• _Task to complete_: Which lines have the string "British"? Copy all of them from the entries below.

• _Exercise material_:
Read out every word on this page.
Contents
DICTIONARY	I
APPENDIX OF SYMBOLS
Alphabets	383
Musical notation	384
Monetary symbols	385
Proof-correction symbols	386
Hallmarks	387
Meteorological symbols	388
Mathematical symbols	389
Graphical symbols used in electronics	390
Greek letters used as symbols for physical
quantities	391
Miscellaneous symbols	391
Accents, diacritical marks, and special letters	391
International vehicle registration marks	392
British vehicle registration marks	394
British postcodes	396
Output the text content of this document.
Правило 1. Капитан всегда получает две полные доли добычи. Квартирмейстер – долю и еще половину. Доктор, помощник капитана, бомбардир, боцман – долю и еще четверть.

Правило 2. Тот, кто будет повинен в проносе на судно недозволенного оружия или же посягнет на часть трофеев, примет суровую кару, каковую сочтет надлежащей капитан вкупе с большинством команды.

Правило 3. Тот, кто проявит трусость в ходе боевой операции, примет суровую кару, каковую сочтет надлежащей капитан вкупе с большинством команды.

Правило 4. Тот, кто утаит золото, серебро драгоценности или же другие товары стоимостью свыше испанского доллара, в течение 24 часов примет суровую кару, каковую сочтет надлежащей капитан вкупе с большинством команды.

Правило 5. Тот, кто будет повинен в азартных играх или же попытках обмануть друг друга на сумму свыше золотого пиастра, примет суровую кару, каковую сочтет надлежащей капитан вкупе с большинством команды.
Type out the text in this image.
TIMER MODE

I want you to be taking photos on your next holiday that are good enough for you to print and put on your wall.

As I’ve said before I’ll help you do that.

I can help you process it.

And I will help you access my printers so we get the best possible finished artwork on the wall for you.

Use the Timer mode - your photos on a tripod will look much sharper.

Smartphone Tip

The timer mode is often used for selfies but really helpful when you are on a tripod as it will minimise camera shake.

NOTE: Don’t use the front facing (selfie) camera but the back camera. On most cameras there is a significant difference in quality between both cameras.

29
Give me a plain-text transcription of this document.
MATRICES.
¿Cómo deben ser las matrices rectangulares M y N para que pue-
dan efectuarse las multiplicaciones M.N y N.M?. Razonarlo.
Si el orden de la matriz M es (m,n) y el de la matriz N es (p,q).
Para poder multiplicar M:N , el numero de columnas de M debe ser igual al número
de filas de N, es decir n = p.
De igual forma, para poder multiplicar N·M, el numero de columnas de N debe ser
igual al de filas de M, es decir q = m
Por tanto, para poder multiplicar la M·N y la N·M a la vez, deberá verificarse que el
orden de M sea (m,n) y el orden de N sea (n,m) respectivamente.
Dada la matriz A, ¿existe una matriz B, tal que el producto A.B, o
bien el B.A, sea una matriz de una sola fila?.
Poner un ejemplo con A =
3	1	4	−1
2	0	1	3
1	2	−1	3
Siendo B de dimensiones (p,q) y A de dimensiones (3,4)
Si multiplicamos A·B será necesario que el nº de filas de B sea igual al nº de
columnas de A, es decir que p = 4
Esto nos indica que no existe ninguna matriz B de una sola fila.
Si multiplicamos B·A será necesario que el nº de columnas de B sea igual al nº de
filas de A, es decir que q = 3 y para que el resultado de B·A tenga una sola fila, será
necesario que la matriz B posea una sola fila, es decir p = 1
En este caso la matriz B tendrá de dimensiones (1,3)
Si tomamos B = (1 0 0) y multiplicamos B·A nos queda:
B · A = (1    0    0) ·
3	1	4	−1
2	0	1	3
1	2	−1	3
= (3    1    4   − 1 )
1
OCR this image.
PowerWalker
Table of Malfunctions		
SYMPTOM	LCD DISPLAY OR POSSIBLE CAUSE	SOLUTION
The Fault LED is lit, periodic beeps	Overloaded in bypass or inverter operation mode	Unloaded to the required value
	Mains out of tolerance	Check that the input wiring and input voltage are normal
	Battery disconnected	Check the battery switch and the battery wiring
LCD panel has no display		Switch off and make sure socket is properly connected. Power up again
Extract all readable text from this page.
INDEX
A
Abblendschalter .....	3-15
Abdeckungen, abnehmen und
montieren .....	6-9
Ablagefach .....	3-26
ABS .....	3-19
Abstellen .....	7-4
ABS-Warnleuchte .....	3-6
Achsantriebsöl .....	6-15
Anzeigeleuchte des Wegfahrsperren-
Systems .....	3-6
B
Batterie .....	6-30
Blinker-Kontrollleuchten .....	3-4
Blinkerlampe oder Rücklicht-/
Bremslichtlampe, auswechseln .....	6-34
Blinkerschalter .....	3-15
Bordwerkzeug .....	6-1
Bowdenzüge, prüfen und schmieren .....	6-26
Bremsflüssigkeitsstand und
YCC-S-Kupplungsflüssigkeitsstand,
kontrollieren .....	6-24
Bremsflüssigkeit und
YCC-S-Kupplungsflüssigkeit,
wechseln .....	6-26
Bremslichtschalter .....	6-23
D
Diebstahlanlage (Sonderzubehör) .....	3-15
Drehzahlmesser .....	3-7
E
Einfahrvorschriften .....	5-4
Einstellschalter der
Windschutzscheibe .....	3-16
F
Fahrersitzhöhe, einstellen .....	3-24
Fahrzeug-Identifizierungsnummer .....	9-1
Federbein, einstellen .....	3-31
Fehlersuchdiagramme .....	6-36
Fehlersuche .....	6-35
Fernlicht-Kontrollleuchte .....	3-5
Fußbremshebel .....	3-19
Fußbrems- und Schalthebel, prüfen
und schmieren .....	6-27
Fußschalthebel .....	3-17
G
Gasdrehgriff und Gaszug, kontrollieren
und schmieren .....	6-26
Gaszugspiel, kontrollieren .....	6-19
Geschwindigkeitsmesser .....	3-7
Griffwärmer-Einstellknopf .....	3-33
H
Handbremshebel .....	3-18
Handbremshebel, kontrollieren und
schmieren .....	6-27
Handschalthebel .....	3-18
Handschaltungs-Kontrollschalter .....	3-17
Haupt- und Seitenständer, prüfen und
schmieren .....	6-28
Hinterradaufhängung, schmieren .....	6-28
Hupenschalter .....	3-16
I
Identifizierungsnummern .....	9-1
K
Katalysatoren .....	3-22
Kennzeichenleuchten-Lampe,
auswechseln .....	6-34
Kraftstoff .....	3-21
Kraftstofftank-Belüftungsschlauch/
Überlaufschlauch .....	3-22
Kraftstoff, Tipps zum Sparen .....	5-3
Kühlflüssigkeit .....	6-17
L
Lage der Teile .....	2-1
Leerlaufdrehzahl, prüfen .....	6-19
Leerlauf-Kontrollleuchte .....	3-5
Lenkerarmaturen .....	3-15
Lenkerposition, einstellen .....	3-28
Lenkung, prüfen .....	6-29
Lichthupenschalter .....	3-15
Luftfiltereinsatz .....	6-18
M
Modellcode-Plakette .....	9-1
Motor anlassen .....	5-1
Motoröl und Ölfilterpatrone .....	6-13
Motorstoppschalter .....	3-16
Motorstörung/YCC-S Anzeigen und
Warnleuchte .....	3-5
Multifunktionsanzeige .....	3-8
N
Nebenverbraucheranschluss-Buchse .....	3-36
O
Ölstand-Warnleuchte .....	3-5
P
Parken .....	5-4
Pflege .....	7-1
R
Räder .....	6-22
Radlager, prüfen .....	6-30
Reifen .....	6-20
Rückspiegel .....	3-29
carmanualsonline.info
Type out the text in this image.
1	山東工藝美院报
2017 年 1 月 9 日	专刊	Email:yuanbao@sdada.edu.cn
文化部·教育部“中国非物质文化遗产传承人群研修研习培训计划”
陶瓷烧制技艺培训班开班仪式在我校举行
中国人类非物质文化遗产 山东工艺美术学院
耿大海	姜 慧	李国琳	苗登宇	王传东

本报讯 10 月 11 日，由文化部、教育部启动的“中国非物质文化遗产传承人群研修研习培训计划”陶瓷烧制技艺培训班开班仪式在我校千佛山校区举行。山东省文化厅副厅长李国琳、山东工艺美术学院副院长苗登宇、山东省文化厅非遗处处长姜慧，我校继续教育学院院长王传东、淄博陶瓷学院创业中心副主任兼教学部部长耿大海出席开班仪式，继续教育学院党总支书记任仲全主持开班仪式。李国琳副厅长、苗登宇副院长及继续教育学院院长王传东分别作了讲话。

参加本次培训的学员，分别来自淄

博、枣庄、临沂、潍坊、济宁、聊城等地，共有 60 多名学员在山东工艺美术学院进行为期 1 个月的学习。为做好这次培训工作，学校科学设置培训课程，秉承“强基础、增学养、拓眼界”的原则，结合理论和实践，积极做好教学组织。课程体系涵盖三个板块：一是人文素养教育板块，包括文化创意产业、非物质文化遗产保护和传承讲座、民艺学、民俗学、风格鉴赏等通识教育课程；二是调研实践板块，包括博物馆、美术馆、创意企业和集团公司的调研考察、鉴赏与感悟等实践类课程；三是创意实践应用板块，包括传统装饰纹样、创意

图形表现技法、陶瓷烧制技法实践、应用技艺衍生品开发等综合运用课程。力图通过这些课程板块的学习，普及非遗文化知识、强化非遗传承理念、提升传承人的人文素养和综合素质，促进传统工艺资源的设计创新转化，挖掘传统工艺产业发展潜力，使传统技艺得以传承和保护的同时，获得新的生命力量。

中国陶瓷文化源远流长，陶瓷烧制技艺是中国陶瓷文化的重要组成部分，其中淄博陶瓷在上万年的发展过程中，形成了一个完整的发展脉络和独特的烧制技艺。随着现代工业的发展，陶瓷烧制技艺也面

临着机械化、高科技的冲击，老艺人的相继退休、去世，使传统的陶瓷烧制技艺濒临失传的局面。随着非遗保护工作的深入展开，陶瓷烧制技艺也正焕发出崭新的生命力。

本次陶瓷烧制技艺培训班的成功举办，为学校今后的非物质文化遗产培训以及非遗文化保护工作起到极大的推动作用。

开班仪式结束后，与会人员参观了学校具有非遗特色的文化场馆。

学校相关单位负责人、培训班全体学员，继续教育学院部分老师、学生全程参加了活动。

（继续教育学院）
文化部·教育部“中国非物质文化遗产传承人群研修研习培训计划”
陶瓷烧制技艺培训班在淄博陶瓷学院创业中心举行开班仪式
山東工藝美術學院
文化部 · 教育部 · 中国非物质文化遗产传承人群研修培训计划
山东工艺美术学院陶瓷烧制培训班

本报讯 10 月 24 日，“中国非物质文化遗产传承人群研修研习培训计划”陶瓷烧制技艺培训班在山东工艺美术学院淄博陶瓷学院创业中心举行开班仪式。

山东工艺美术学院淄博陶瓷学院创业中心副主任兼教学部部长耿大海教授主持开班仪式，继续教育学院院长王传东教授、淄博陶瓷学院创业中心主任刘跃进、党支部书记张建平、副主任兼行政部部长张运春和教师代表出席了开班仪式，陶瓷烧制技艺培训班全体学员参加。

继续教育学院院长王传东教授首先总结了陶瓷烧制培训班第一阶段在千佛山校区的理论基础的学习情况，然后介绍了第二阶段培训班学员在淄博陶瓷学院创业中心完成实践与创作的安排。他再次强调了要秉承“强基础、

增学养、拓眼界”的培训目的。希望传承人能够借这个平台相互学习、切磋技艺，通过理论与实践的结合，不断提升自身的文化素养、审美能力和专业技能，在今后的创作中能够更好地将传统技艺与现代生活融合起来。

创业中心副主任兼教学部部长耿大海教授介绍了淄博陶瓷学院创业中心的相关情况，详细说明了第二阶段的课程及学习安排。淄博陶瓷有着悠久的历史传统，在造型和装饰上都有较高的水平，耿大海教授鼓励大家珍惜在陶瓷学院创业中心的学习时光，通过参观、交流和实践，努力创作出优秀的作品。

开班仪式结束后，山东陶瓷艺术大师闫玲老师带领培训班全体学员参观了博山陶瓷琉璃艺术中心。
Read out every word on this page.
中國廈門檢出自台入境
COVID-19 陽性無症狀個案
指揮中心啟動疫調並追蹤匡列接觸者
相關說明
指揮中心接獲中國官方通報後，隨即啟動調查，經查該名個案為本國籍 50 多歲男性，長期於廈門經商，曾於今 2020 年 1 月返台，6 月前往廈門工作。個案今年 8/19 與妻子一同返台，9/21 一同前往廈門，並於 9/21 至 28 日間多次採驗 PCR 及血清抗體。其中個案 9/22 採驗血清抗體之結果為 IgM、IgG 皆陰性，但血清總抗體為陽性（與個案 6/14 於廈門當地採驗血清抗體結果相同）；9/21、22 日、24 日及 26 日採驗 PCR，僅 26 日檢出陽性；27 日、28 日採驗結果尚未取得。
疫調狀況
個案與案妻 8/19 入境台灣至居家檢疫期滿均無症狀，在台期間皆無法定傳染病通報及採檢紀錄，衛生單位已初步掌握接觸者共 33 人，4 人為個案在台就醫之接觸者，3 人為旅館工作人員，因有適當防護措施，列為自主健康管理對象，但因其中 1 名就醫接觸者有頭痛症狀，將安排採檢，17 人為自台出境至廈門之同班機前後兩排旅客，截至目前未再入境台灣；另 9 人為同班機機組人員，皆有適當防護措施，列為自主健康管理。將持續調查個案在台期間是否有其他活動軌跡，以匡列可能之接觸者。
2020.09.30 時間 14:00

• _Answer to this task_:
British vehicle registration marks	394
British postcodes	396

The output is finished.